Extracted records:
※ ※ ※

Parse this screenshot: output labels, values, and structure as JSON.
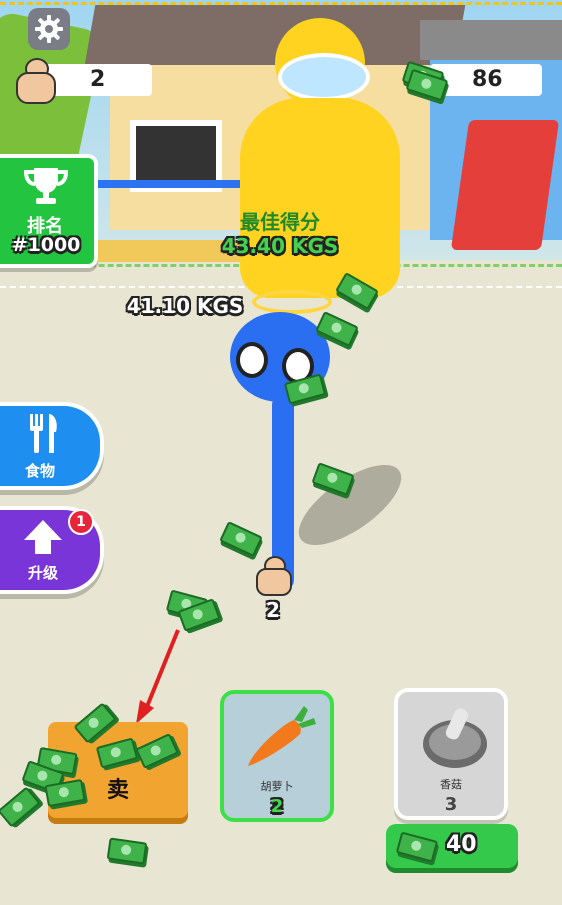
{
  "settings": {
    "icon": "gear-icon"
  },
  "player_count": {
    "icon": "muscle-man-icon",
    "value": "2"
  },
  "money": {
    "icon": "cash-stack-icon",
    "value": "86"
  },
  "ranking": {
    "icon": "trophy-icon",
    "label": "排名",
    "rank": "#1000"
  },
  "best_score": {
    "label": "最佳得分",
    "value": "43.40 KGS"
  },
  "current_weight": {
    "value": "41.10 KGS"
  },
  "side_buttons": {
    "food": {
      "icon": "fork-knife-icon",
      "label": "食物"
    },
    "upgrade": {
      "icon": "up-arrow-icon",
      "label": "升级",
      "badge": "1"
    }
  },
  "player": {
    "count_label": "2"
  },
  "sell_station": {
    "label": "卖"
  },
  "food_shop": [
    {
      "name": "胡萝卜",
      "level": "2",
      "icon": "carrot-icon",
      "selected": true
    },
    {
      "name": "香菇",
      "level": "3",
      "icon": "mushroom-icon",
      "selected": false,
      "price": "40"
    }
  ],
  "colors": {
    "accent_green": "#34c94a",
    "blue_button": "#1e8ff0",
    "purple_button": "#7a35d8",
    "sell_orange": "#f2a431"
  }
}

※ ※ ※

### What the task asks:
Write the listing above out again exactly, dropping each image.

### Answer to this exercise:
Parse this screenshot: output labels, values, and structure as JSON.
{
  "settings": {
    "icon": "gear-icon"
  },
  "player_count": {
    "icon": "muscle-man-icon",
    "value": "2"
  },
  "money": {
    "icon": "cash-stack-icon",
    "value": "86"
  },
  "ranking": {
    "icon": "trophy-icon",
    "label": "排名",
    "rank": "#1000"
  },
  "best_score": {
    "label": "最佳得分",
    "value": "43.40 KGS"
  },
  "current_weight": {
    "value": "41.10 KGS"
  },
  "side_buttons": {
    "food": {
      "icon": "fork-knife-icon",
      "label": "食物"
    },
    "upgrade": {
      "icon": "up-arrow-icon",
      "label": "升级",
      "badge": "1"
    }
  },
  "player": {
    "count_label": "2"
  },
  "sell_station": {
    "label": "卖"
  },
  "food_shop": [
    {
      "name": "胡萝卜",
      "level": "2",
      "icon": "carrot-icon",
      "selected": true
    },
    {
      "name": "香菇",
      "level": "3",
      "icon": "mushroom-icon",
      "selected": false,
      "price": "40"
    }
  ],
  "colors": {
    "accent_green": "#34c94a",
    "blue_button": "#1e8ff0",
    "purple_button": "#7a35d8",
    "sell_orange": "#f2a431"
  }
}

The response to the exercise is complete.